Set task:
Pick out the lines in the listing below that contain the word "JSON" and copy them.

Supplied material:

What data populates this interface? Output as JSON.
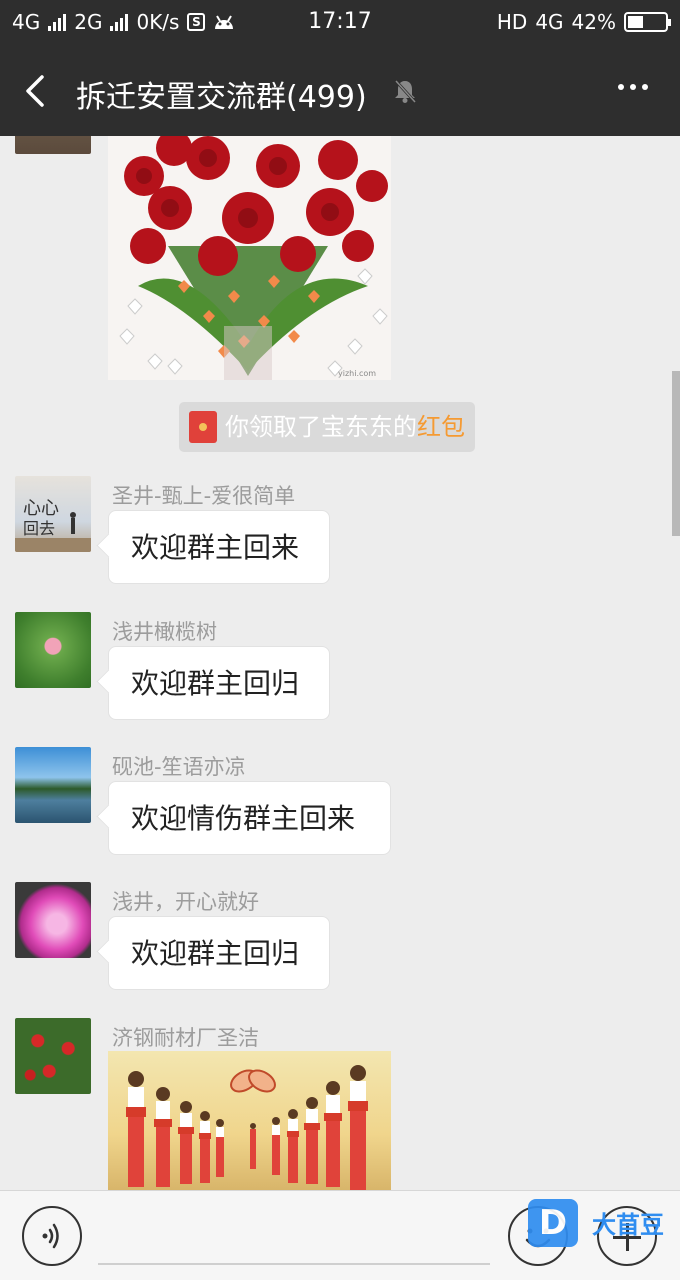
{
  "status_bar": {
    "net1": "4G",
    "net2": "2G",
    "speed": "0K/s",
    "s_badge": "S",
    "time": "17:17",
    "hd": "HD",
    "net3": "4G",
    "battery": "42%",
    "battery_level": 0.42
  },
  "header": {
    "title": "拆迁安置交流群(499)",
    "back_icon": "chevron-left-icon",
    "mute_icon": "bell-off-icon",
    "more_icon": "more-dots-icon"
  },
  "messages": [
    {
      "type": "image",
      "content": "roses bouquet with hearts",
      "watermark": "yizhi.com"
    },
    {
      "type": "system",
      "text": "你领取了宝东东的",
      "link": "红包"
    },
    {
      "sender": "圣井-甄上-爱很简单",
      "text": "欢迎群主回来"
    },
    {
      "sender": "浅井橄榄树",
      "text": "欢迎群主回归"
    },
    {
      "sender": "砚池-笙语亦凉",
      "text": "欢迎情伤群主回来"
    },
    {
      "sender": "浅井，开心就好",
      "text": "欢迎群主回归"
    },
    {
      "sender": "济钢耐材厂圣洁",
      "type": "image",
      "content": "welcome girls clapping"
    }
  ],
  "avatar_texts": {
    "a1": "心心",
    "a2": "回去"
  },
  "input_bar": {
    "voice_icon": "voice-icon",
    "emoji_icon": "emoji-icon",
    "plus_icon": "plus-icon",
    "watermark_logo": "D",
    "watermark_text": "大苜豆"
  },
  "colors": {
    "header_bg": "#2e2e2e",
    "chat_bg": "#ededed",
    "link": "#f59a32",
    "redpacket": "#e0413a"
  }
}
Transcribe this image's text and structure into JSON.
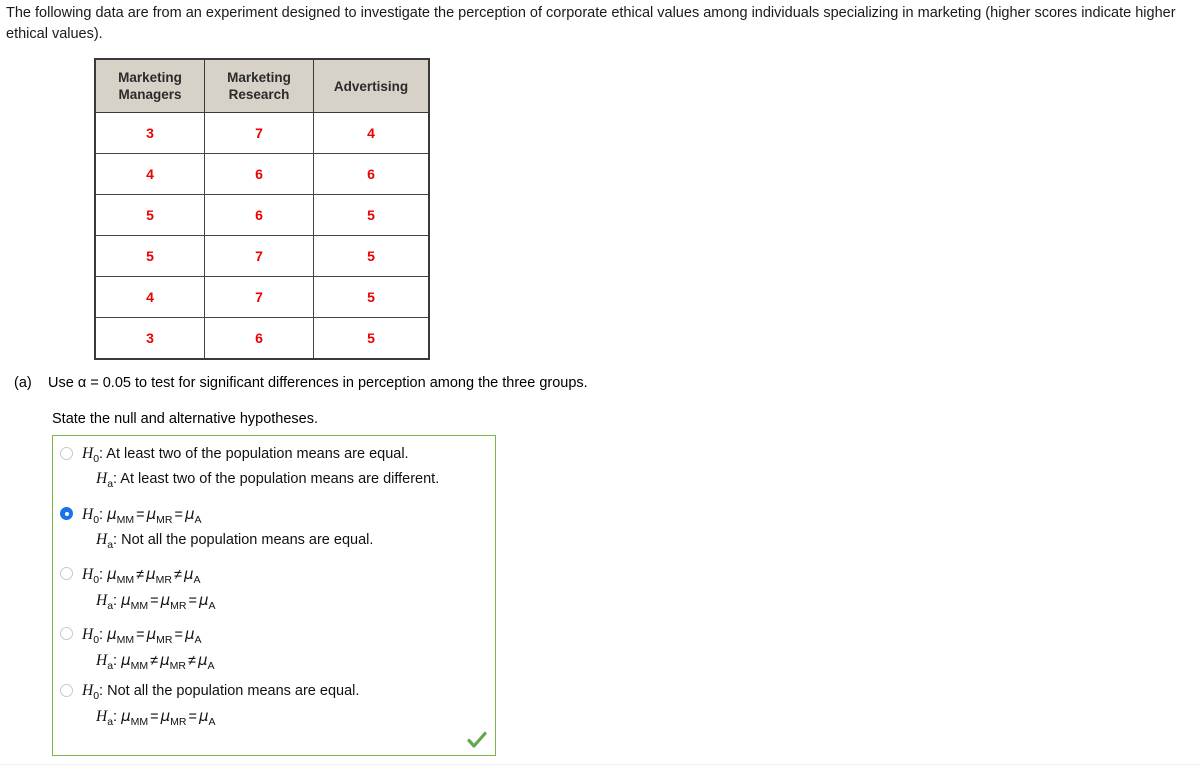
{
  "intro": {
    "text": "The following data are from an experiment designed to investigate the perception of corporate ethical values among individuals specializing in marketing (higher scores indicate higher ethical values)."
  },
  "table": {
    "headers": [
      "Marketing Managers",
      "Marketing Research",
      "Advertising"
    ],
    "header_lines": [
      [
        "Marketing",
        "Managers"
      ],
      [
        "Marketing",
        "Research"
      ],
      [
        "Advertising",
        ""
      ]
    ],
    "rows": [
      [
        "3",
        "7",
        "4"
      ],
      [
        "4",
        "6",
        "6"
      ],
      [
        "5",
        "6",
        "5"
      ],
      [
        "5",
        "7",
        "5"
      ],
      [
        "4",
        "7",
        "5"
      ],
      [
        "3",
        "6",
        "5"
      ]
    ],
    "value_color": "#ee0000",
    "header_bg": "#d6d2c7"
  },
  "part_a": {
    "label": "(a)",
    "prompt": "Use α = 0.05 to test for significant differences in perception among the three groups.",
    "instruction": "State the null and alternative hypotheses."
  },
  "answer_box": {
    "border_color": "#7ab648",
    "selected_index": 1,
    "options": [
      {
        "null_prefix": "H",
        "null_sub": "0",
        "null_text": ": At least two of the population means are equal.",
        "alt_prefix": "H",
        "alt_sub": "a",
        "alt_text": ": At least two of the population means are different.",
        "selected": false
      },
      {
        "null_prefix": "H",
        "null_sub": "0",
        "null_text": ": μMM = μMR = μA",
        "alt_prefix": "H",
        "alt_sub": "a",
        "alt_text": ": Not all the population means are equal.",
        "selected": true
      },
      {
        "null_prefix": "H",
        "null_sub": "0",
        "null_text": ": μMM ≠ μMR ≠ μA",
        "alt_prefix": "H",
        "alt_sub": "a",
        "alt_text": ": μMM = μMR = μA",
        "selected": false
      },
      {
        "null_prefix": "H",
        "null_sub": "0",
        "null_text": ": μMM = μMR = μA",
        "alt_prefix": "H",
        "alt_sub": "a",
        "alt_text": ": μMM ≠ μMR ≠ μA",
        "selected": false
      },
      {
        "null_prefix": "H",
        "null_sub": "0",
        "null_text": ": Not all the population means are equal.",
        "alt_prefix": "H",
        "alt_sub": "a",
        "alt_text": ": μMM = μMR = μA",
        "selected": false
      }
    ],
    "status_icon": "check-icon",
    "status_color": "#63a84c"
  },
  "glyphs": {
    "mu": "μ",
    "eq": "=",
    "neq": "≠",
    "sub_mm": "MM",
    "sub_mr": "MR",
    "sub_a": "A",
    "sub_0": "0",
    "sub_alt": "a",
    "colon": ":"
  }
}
--
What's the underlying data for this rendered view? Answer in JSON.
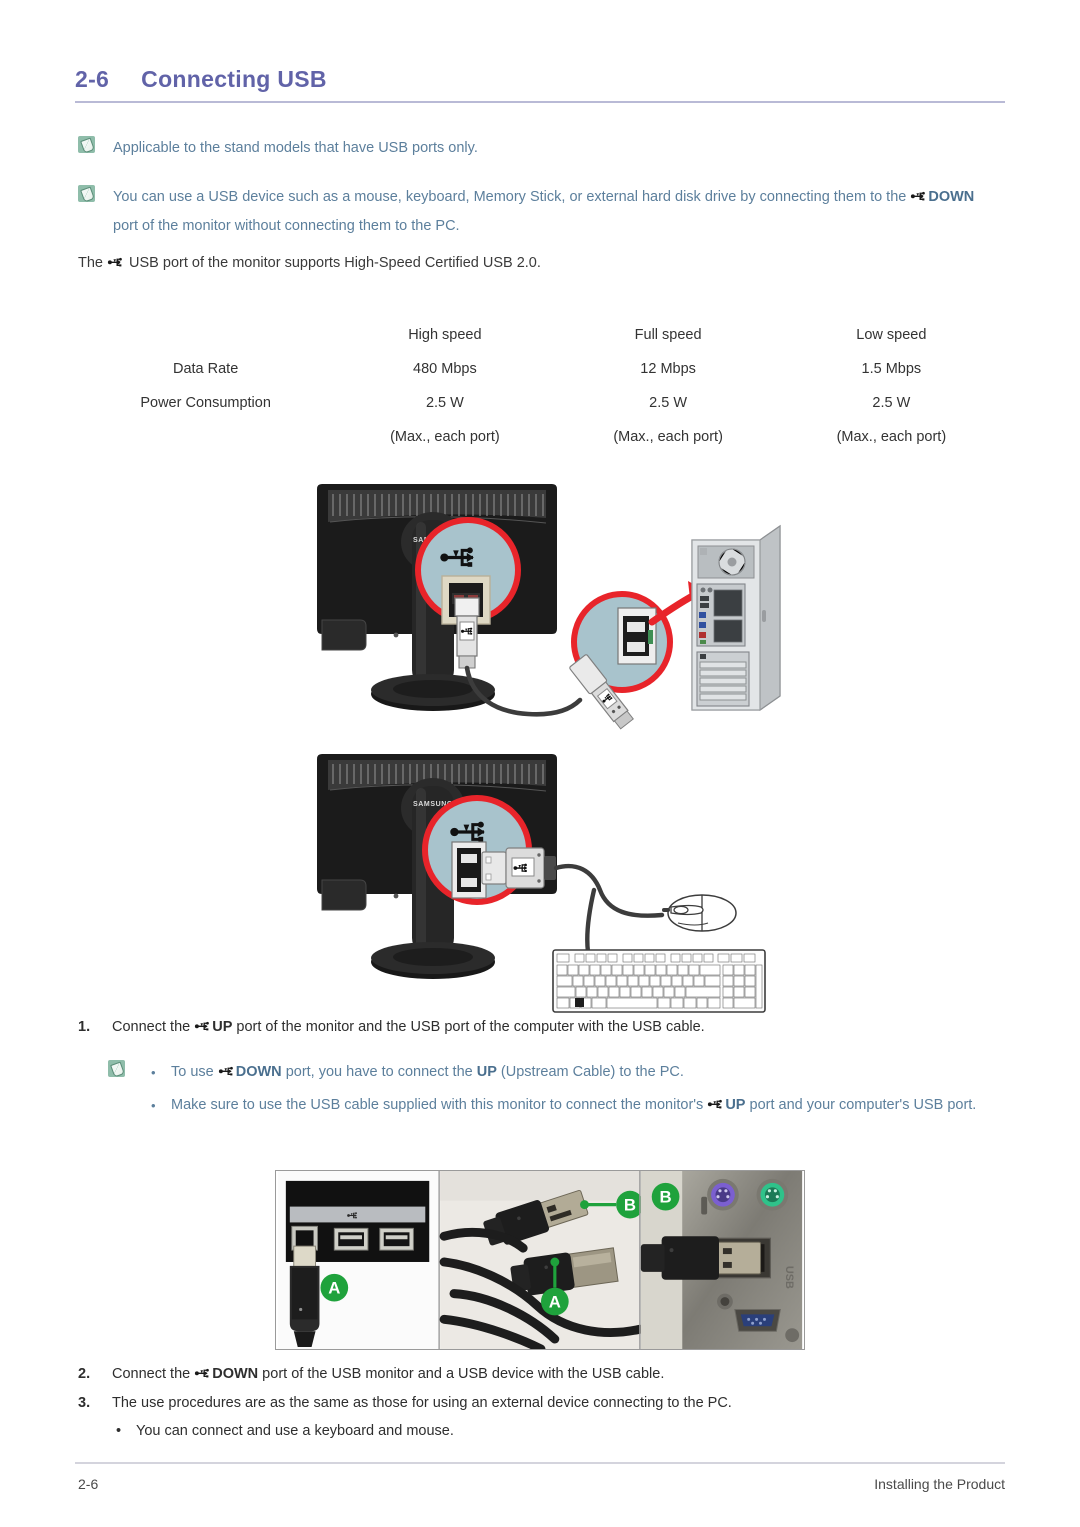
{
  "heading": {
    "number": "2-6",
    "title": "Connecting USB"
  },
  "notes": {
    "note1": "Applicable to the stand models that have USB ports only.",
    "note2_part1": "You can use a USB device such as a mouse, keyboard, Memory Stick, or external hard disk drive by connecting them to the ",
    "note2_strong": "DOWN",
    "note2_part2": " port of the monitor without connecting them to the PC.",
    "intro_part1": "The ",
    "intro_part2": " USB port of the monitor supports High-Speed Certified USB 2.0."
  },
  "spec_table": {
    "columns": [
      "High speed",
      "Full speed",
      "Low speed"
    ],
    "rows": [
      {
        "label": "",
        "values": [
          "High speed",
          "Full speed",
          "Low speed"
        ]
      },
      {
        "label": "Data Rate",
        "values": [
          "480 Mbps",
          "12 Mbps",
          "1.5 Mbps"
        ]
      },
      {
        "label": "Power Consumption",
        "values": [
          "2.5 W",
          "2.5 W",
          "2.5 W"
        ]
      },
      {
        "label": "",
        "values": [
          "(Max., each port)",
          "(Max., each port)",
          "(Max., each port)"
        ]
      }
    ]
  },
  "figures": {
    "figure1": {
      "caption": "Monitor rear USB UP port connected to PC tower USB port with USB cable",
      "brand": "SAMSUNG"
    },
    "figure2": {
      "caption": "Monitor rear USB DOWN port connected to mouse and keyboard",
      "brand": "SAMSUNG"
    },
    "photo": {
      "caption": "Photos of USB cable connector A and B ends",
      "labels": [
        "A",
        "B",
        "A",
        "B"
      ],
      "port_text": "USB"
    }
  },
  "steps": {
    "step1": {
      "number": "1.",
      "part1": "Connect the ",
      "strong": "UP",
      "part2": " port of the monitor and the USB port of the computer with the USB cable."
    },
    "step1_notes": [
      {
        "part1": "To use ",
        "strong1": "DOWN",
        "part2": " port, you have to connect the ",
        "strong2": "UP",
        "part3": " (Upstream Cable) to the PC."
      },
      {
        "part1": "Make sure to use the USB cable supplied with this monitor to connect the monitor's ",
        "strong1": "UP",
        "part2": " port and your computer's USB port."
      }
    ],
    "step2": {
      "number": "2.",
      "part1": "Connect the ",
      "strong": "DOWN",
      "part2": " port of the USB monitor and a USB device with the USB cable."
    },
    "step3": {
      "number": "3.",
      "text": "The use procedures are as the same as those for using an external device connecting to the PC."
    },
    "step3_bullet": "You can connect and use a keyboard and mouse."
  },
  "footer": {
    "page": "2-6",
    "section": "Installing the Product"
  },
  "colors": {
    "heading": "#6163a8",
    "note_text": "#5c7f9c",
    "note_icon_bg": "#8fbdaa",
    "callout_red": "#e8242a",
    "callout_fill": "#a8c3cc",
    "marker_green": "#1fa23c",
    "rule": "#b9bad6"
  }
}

Solution to this task:
What data populates this interface? Output as JSON.
Transcribe this image's text and structure into JSON.
What's the underlying data for this rendered view? Answer in JSON.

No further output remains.